=== Source material ===
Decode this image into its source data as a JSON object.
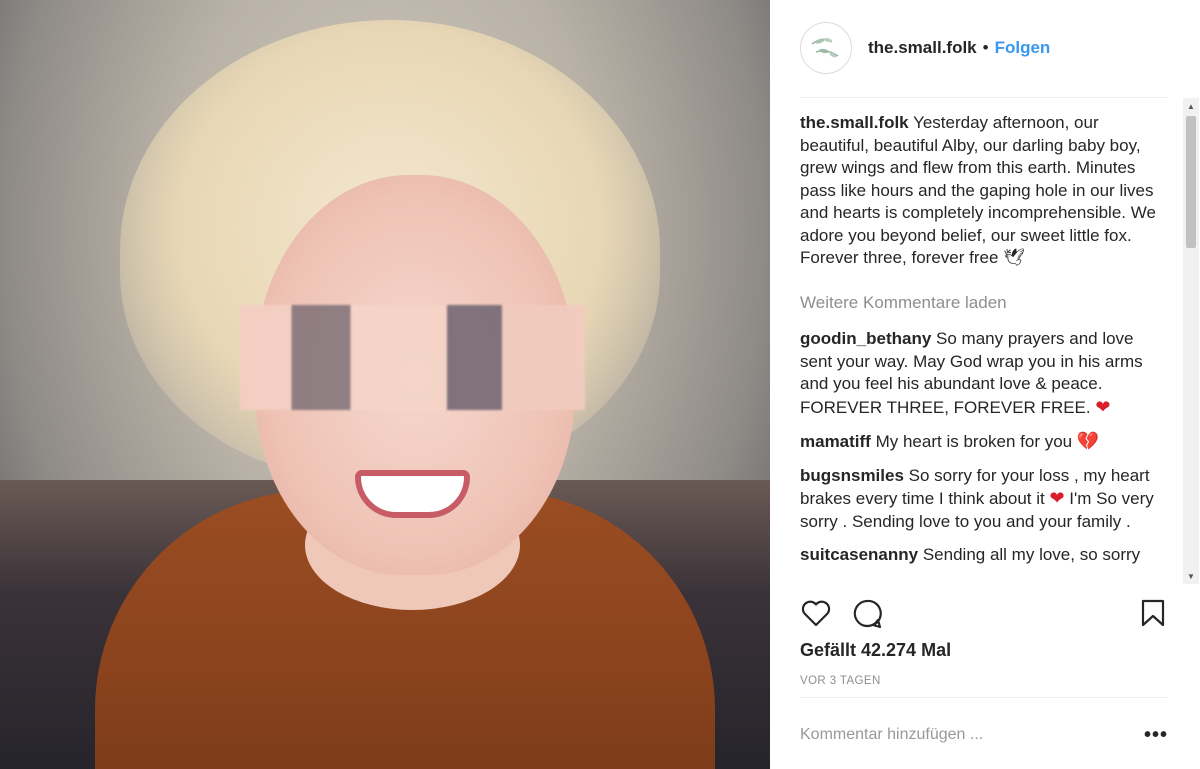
{
  "post": {
    "username": "the.small.folk",
    "separator": "•",
    "follow_label": "Folgen",
    "caption_user": "the.small.folk",
    "caption_text": "Yesterday afternoon, our beautiful, beautiful Alby, our darling baby boy, grew wings and flew from this earth. Minutes pass like hours and the gaping hole in our lives and hearts is completely incomprehensible. We adore you beyond belief, our sweet little fox. Forever three, forever free 🕊",
    "load_more_label": "Weitere Kommentare laden"
  },
  "comments": [
    {
      "user": "goodin_bethany",
      "text": "So many prayers and love sent your way. May God wrap you in his arms and you feel his abundant love & peace. FOREVER THREE, FOREVER FREE.",
      "emoji": "❤"
    },
    {
      "user": "mamatiff",
      "text": "My heart is broken for you",
      "emoji": "💔"
    },
    {
      "user": "bugsnsmiles",
      "text": "So sorry for your loss , my heart brakes every time I think about it",
      "emoji": "❤",
      "text2": "I'm So very sorry . Sending love to you and your family ."
    },
    {
      "user": "suitcasenanny",
      "text": "Sending all my love, so sorry"
    }
  ],
  "actions": {
    "like_icon": "heart-outline-icon",
    "comment_icon": "comment-bubble-icon",
    "save_icon": "bookmark-icon"
  },
  "likes_text": "Gefällt 42.274 Mal",
  "time_text": "VOR 3 TAGEN",
  "add_comment": {
    "placeholder": "Kommentar hinzufügen ...",
    "more_label": "•••"
  },
  "colors": {
    "link_blue": "#3897f0",
    "text": "#262626",
    "muted": "#8e8e8e",
    "heart_red": "#d91d2b"
  }
}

=== Aim of the exercise ===
Any pictures should be dropped; transcribe the rest of the records above exactly.

=== Written solution ===
Decode this image into its source data as a JSON object.
{
  "post": {
    "username": "the.small.folk",
    "separator": "•",
    "follow_label": "Folgen",
    "caption_user": "the.small.folk",
    "caption_text": "Yesterday afternoon, our beautiful, beautiful Alby, our darling baby boy, grew wings and flew from this earth. Minutes pass like hours and the gaping hole in our lives and hearts is completely incomprehensible. We adore you beyond belief, our sweet little fox. Forever three, forever free 🕊",
    "load_more_label": "Weitere Kommentare laden"
  },
  "comments": [
    {
      "user": "goodin_bethany",
      "text": "So many prayers and love sent your way. May God wrap you in his arms and you feel his abundant love & peace. FOREVER THREE, FOREVER FREE.",
      "emoji": "❤"
    },
    {
      "user": "mamatiff",
      "text": "My heart is broken for you",
      "emoji": "💔"
    },
    {
      "user": "bugsnsmiles",
      "text": "So sorry for your loss , my heart brakes every time I think about it",
      "emoji": "❤",
      "text2": "I'm So very sorry . Sending love to you and your family ."
    },
    {
      "user": "suitcasenanny",
      "text": "Sending all my love, so sorry"
    }
  ],
  "actions": {
    "like_icon": "heart-outline-icon",
    "comment_icon": "comment-bubble-icon",
    "save_icon": "bookmark-icon"
  },
  "likes_text": "Gefällt 42.274 Mal",
  "time_text": "VOR 3 TAGEN",
  "add_comment": {
    "placeholder": "Kommentar hinzufügen ...",
    "more_label": "•••"
  },
  "colors": {
    "link_blue": "#3897f0",
    "text": "#262626",
    "muted": "#8e8e8e",
    "heart_red": "#d91d2b"
  }
}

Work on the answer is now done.